- TASK DESCRIPTION -
Copy every line of the data that contains the string "green".

- MATERIAL PROVIDED -
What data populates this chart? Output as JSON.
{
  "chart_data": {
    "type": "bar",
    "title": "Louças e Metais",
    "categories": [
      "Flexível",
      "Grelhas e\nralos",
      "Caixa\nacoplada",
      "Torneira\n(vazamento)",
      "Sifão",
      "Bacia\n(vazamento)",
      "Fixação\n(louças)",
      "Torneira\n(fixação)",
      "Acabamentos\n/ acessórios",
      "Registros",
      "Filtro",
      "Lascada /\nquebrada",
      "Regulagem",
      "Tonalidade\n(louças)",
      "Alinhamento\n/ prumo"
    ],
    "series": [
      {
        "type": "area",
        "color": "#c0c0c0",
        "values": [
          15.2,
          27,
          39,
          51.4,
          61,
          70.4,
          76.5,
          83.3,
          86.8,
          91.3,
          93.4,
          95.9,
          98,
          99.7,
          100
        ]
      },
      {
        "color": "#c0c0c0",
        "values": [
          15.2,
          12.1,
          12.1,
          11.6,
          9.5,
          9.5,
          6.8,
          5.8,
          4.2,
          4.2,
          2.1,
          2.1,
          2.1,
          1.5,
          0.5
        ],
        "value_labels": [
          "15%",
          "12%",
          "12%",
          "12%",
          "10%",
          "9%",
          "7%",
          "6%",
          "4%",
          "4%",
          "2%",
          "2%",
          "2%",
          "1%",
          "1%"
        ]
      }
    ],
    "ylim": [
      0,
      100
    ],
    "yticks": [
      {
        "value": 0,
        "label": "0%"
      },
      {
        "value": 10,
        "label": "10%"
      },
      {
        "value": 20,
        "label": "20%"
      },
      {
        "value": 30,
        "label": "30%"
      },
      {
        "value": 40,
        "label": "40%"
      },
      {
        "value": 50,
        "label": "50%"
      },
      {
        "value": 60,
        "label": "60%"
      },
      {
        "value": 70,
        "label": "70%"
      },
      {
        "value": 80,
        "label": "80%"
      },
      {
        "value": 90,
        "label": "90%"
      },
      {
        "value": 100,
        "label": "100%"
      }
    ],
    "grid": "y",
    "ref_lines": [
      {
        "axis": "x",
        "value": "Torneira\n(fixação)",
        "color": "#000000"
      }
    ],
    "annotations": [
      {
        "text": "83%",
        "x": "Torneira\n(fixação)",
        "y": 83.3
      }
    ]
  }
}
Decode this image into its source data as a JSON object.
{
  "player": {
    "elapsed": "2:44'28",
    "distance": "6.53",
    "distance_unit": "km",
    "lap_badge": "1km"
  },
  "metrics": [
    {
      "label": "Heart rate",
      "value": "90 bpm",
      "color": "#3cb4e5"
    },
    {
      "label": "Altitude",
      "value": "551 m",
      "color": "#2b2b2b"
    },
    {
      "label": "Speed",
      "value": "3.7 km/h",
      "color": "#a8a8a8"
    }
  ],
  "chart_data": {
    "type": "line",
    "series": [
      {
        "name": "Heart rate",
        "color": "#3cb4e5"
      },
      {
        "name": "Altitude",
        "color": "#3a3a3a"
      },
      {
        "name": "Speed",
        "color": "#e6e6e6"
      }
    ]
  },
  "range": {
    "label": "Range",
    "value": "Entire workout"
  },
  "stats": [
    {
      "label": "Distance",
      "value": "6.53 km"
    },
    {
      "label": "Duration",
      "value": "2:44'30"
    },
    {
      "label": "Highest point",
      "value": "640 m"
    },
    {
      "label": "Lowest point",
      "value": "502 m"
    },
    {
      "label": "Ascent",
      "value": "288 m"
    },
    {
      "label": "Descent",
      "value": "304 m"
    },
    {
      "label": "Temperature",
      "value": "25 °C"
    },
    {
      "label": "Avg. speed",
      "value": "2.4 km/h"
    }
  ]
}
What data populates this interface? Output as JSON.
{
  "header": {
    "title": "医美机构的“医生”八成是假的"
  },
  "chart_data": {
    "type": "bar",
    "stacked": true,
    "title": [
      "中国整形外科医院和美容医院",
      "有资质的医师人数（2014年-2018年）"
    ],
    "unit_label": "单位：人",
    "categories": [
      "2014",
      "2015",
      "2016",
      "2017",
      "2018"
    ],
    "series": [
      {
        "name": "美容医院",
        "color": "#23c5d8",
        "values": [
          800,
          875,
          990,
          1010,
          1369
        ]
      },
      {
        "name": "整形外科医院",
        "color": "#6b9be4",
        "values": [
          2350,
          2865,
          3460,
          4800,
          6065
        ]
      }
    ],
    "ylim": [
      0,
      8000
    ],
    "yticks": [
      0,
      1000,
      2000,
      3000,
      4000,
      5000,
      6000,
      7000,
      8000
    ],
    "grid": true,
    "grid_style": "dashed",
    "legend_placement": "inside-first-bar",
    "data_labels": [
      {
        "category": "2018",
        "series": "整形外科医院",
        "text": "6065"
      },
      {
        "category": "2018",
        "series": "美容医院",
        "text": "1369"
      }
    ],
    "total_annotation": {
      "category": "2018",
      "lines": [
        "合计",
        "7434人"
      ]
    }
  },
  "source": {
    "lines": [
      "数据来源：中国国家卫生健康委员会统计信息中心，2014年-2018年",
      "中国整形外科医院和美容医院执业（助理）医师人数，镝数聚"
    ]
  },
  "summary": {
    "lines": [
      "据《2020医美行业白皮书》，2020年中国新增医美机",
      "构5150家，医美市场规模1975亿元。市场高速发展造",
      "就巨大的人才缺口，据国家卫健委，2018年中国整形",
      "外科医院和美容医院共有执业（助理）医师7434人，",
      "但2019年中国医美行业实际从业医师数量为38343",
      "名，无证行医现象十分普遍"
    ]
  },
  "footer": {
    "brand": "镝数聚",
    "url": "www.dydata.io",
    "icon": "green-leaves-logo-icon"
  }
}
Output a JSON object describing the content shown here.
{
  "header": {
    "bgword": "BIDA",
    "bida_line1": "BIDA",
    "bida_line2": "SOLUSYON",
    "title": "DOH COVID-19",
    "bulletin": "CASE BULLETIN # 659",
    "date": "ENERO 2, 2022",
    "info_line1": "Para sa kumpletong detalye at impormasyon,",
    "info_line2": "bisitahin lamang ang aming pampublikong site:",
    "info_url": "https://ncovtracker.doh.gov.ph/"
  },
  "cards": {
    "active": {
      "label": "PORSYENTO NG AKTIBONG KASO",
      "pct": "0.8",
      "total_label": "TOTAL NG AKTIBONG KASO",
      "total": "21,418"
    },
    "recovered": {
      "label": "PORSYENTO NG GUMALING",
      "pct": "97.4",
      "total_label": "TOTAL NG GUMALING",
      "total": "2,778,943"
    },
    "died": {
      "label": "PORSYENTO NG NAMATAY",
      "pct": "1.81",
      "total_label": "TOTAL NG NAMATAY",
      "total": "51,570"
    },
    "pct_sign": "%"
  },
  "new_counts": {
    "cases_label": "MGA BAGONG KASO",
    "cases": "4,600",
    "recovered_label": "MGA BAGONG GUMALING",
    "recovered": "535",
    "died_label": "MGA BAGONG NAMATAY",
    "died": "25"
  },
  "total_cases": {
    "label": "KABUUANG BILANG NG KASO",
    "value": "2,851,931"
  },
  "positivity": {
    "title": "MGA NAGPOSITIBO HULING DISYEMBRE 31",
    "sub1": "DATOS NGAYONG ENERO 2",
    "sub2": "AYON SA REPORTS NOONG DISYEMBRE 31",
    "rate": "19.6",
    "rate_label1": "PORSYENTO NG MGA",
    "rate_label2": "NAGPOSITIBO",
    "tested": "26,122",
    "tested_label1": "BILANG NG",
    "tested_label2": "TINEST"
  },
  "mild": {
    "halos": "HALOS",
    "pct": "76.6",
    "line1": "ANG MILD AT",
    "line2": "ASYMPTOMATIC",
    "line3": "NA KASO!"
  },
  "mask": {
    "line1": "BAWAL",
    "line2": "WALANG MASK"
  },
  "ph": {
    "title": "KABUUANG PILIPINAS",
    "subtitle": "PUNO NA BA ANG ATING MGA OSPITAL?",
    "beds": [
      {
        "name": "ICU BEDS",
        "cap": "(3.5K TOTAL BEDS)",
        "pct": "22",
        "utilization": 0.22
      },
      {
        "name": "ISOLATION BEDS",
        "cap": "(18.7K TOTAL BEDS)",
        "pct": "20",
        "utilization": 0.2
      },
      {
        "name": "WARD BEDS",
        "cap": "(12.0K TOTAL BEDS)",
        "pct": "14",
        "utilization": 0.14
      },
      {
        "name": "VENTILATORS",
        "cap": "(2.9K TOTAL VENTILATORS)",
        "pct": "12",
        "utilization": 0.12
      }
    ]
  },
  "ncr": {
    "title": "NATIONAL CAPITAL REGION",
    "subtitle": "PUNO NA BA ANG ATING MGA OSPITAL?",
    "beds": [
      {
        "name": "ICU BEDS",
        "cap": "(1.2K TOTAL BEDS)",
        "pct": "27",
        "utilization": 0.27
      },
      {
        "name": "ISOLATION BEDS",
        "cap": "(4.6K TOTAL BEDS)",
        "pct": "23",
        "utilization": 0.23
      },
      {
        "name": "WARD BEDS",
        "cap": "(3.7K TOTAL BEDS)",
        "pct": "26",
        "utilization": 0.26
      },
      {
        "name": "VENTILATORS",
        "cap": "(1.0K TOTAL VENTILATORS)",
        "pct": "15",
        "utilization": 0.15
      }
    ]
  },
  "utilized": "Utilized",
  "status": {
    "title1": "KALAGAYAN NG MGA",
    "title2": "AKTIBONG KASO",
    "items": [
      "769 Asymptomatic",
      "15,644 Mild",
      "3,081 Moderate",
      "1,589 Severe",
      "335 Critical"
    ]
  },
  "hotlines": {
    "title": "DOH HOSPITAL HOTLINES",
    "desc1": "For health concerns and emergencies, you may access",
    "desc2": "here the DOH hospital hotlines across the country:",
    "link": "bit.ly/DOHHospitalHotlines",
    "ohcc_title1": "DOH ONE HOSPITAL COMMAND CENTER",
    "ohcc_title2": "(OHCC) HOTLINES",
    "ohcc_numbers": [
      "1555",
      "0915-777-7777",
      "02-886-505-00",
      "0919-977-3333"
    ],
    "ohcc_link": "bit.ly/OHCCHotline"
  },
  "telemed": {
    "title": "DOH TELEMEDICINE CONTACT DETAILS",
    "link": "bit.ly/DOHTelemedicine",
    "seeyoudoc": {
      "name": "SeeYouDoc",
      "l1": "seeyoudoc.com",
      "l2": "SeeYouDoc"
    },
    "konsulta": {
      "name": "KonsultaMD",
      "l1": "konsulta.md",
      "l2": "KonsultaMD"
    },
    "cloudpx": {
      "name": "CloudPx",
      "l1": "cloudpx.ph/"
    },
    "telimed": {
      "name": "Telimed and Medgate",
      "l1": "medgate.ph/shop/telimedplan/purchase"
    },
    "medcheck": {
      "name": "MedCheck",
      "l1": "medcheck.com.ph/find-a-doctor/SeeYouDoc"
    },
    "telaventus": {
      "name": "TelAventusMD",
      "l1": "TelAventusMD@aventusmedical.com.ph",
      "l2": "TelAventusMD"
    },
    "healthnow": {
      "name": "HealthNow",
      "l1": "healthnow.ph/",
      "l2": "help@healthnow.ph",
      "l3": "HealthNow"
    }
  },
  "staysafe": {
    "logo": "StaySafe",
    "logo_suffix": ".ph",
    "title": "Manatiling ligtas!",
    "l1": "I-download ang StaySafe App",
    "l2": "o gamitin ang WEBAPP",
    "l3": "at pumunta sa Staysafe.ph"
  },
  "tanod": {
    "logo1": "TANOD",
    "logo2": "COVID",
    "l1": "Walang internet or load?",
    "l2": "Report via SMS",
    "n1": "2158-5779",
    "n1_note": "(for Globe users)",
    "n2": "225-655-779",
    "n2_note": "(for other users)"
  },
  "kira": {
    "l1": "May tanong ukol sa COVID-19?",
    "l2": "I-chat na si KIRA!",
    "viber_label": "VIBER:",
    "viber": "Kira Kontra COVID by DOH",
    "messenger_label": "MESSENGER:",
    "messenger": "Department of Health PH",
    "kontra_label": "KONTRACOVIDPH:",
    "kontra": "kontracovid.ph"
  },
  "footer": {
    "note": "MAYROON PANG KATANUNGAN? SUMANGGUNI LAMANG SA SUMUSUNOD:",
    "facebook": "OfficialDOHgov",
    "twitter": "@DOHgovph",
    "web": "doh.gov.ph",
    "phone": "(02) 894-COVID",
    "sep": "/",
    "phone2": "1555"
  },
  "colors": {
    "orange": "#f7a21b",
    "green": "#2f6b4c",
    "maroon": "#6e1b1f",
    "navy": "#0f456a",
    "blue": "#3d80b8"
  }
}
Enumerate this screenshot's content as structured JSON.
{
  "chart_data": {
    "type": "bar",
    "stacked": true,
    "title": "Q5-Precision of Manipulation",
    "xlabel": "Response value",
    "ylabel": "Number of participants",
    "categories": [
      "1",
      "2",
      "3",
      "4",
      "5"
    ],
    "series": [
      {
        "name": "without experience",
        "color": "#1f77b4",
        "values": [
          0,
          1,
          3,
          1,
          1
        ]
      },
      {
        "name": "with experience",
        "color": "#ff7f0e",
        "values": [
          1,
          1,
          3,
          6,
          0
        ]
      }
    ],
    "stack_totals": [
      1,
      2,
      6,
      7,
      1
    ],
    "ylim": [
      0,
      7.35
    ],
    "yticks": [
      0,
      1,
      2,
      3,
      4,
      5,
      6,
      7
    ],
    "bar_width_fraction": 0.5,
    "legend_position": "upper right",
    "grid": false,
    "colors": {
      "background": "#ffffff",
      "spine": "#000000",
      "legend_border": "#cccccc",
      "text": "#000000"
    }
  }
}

- SOLUTION TO THE EXERCISE -
    "icon": "green-leaves-logo-icon"
    "green": "#2f6b4c",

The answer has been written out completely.